[Data excerpts]
##############################

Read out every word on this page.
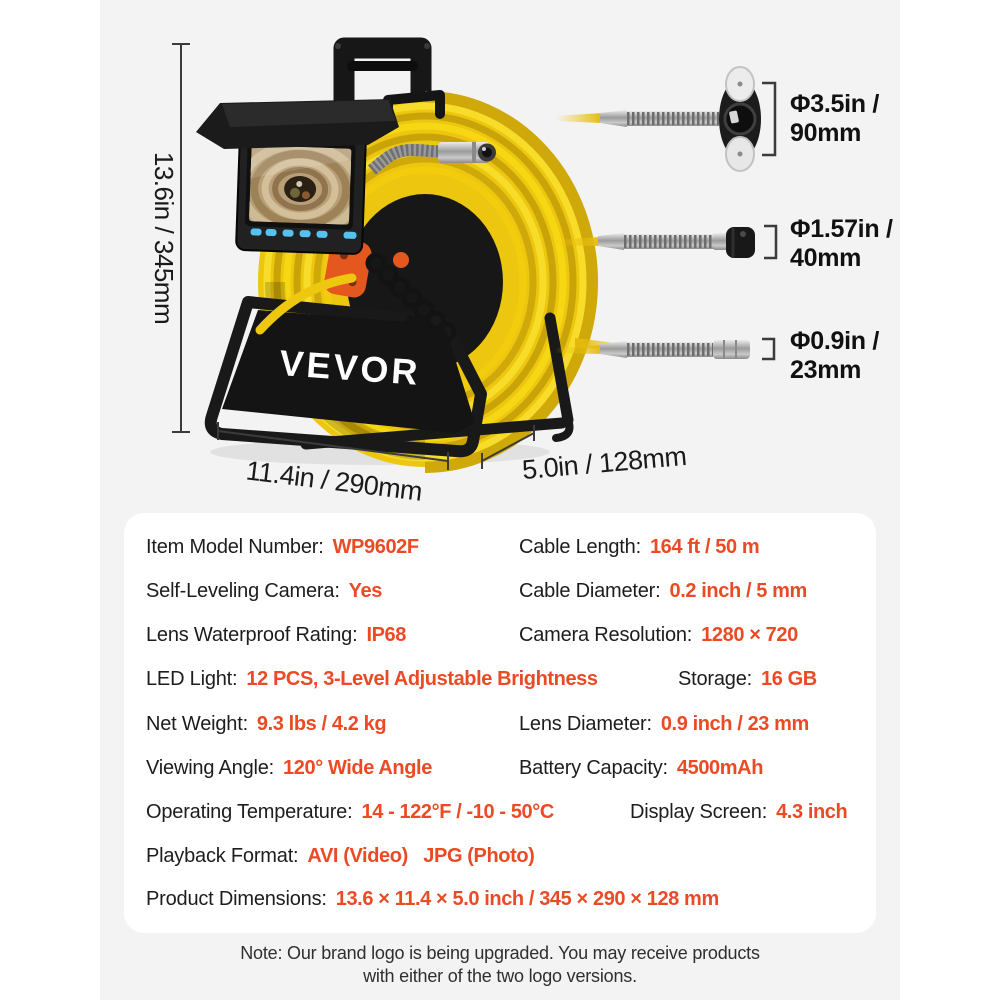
13.6in / 345mm
VEVOR
11.4in / 290mm	5.0in / 128mm
Φ3.5in /
90mm
Φ1.57in /
40mm
Φ0.9in /
23mm
Item Model Number: WP9602F	Cable Length: 164 ft / 50 m
Self-Leveling Camera: Yes	Cable Diameter: 0.2 inch / 5 mm
Lens Waterproof Rating: IP68	Camera Resolution: 1280 × 720
LED Light: 12 PCS, 3-Level Adjustable Brightness	Storage: 16 GB
Net Weight: 9.3 lbs / 4.2 kg	Lens Diameter: 0.9 inch / 23 mm
Viewing Angle: 120° Wide Angle	Battery Capacity: 4500mAh
Operating Temperature: 14 - 122°F / -10 - 50°C	Display Screen: 4.3 inch
Playback Format: AVI (Video)   JPG (Photo)
Product Dimensions: 13.6 × 11.4 × 5.0 inch / 345 × 290 × 128 mm
Note: Our brand logo is being upgraded. You may receive products
with either of the two logo versions.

##############################

*TO BE DONE*. Each entry shown above must be quoted exactly, with its pictures left out.

*SOLUTION TO THE EXERCISE*.
Read out every word on this page.
13.6in / 345mm
VEVOR
11.4in / 290mm	5.0in / 128mm
Φ3.5in /
90mm
Φ1.57in /
40mm
Φ0.9in /
23mm
Item Model Number: WP9602F	Cable Length: 164 ft / 50 m
Self-Leveling Camera: Yes	Cable Diameter: 0.2 inch / 5 mm
Lens Waterproof Rating: IP68	Camera Resolution: 1280 × 720
LED Light: 12 PCS, 3-Level Adjustable Brightness	Storage: 16 GB
Net Weight: 9.3 lbs / 4.2 kg	Lens Diameter: 0.9 inch / 23 mm
Viewing Angle: 120° Wide Angle	Battery Capacity: 4500mAh
Operating Temperature: 14 - 122°F / -10 - 50°C	Display Screen: 4.3 inch
Playback Format: AVI (Video)   JPG (Photo)
Product Dimensions: 13.6 × 11.4 × 5.0 inch / 345 × 290 × 128 mm
Note: Our brand logo is being upgraded. You may receive products
with either of the two logo versions.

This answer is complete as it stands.